WHAT TO PRODUCE: Output all the material that follows, exactly as given.

PROVIDED ENTRIES:
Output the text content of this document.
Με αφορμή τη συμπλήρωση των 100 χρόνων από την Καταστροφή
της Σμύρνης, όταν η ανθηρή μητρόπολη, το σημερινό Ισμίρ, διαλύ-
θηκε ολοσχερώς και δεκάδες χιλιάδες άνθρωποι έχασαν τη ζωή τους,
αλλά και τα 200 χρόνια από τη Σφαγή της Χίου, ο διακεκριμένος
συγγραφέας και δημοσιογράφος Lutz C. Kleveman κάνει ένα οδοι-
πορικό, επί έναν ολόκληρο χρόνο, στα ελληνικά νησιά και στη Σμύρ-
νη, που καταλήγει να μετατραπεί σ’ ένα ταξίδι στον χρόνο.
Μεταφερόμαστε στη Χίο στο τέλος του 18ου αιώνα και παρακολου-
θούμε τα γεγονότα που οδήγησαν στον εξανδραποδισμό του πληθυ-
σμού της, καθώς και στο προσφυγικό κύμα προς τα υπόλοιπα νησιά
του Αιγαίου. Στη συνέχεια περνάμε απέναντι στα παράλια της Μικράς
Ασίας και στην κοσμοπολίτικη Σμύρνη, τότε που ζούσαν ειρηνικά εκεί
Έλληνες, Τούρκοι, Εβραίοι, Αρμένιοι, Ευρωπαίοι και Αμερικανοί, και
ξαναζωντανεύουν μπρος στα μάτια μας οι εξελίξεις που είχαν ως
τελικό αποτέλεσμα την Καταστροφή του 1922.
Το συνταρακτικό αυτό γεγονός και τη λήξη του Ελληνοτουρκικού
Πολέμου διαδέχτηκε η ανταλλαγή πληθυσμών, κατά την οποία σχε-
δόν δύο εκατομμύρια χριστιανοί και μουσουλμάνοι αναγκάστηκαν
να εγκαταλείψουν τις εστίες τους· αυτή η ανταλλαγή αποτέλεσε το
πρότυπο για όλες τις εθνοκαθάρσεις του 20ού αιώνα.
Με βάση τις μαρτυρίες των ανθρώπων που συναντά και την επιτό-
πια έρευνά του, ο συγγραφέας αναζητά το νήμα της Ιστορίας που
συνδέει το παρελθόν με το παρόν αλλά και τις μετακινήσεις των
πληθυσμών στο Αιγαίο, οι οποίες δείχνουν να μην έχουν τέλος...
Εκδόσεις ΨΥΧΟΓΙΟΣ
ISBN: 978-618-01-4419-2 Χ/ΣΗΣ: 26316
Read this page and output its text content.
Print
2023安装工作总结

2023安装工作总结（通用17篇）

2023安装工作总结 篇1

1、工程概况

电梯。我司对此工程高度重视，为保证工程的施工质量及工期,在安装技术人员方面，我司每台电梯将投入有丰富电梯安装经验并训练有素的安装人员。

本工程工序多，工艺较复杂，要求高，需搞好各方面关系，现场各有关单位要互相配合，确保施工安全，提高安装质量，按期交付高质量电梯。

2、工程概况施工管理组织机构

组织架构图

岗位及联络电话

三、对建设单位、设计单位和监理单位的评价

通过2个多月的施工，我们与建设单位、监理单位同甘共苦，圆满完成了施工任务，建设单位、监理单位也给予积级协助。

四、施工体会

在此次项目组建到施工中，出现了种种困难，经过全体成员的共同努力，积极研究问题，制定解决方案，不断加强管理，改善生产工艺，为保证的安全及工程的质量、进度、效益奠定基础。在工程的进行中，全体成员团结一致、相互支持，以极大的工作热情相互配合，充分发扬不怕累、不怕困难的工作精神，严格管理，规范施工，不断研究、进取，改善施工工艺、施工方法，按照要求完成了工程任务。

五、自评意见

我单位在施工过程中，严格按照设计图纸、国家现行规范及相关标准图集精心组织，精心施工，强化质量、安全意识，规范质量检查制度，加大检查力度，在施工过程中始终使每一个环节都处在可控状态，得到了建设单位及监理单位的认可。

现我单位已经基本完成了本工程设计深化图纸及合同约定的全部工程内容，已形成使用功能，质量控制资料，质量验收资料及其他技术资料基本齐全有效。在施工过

SOLUTION FOR THIS EXERCISE:
Output the text content of this document.
Με αφορμή τη συμπλήρωση των 100 χρόνων από την Καταστροφή
της Σμύρνης, όταν η ανθηρή μητρόπολη, το σημερινό Ισμίρ, διαλύ-
θηκε ολοσχερώς και δεκάδες χιλιάδες άνθρωποι έχασαν τη ζωή τους,
αλλά και τα 200 χρόνια από τη Σφαγή της Χίου, ο διακεκριμένος
συγγραφέας και δημοσιογράφος Lutz C. Kleveman κάνει ένα οδοι-
πορικό, επί έναν ολόκληρο χρόνο, στα ελληνικά νησιά και στη Σμύρ-
νη, που καταλήγει να μετατραπεί σ’ ένα ταξίδι στον χρόνο.
Μεταφερόμαστε στη Χίο στο τέλος του 18ου αιώνα και παρακολου-
θούμε τα γεγονότα που οδήγησαν στον εξανδραποδισμό του πληθυ-
σμού της, καθώς και στο προσφυγικό κύμα προς τα υπόλοιπα νησιά
του Αιγαίου. Στη συνέχεια περνάμε απέναντι στα παράλια της Μικράς
Ασίας και στην κοσμοπολίτικη Σμύρνη, τότε που ζούσαν ειρηνικά εκεί
Έλληνες, Τούρκοι, Εβραίοι, Αρμένιοι, Ευρωπαίοι και Αμερικανοί, και
ξαναζωντανεύουν μπρος στα μάτια μας οι εξελίξεις που είχαν ως
τελικό αποτέλεσμα την Καταστροφή του 1922.
Το συνταρακτικό αυτό γεγονός και τη λήξη του Ελληνοτουρκικού
Πολέμου διαδέχτηκε η ανταλλαγή πληθυσμών, κατά την οποία σχε-
δόν δύο εκατομμύρια χριστιανοί και μουσουλμάνοι αναγκάστηκαν
να εγκαταλείψουν τις εστίες τους· αυτή η ανταλλαγή αποτέλεσε το
πρότυπο για όλες τις εθνοκαθάρσεις του 20ού αιώνα.
Με βάση τις μαρτυρίες των ανθρώπων που συναντά και την επιτό-
πια έρευνά του, ο συγγραφέας αναζητά το νήμα της Ιστορίας που
συνδέει το παρελθόν με το παρόν αλλά και τις μετακινήσεις των
πληθυσμών στο Αιγαίο, οι οποίες δείχνουν να μην έχουν τέλος...
Εκδόσεις ΨΥΧΟΓΙΟΣ
ISBN: 978-618-01-4419-2 Χ/ΣΗΣ: 26316
Read this page and output its text content.
Print
2023安装工作总结

2023安装工作总结（通用17篇）

2023安装工作总结 篇1

1、工程概况

电梯。我司对此工程高度重视，为保证工程的施工质量及工期,在安装技术人员方面，我司每台电梯将投入有丰富电梯安装经验并训练有素的安装人员。

本工程工序多，工艺较复杂，要求高，需搞好各方面关系，现场各有关单位要互相配合，确保施工安全，提高安装质量，按期交付高质量电梯。

2、工程概况施工管理组织机构

组织架构图

岗位及联络电话

三、对建设单位、设计单位和监理单位的评价

通过2个多月的施工，我们与建设单位、监理单位同甘共苦，圆满完成了施工任务，建设单位、监理单位也给予积级协助。

四、施工体会

在此次项目组建到施工中，出现了种种困难，经过全体成员的共同努力，积极研究问题，制定解决方案，不断加强管理，改善生产工艺，为保证的安全及工程的质量、进度、效益奠定基础。在工程的进行中，全体成员团结一致、相互支持，以极大的工作热情相互配合，充分发扬不怕累、不怕困难的工作精神，严格管理，规范施工，不断研究、进取，改善施工工艺、施工方法，按照要求完成了工程任务。

五、自评意见

我单位在施工过程中，严格按照设计图纸、国家现行规范及相关标准图集精心组织，精心施工，强化质量、安全意识，规范质量检查制度，加大检查力度，在施工过程中始终使每一个环节都处在可控状态，得到了建设单位及监理单位的认可。

现我单位已经基本完成了本工程设计深化图纸及合同约定的全部工程内容，已形成使用功能，质量控制资料，质量验收资料及其他技术资料基本齐全有效。在施工过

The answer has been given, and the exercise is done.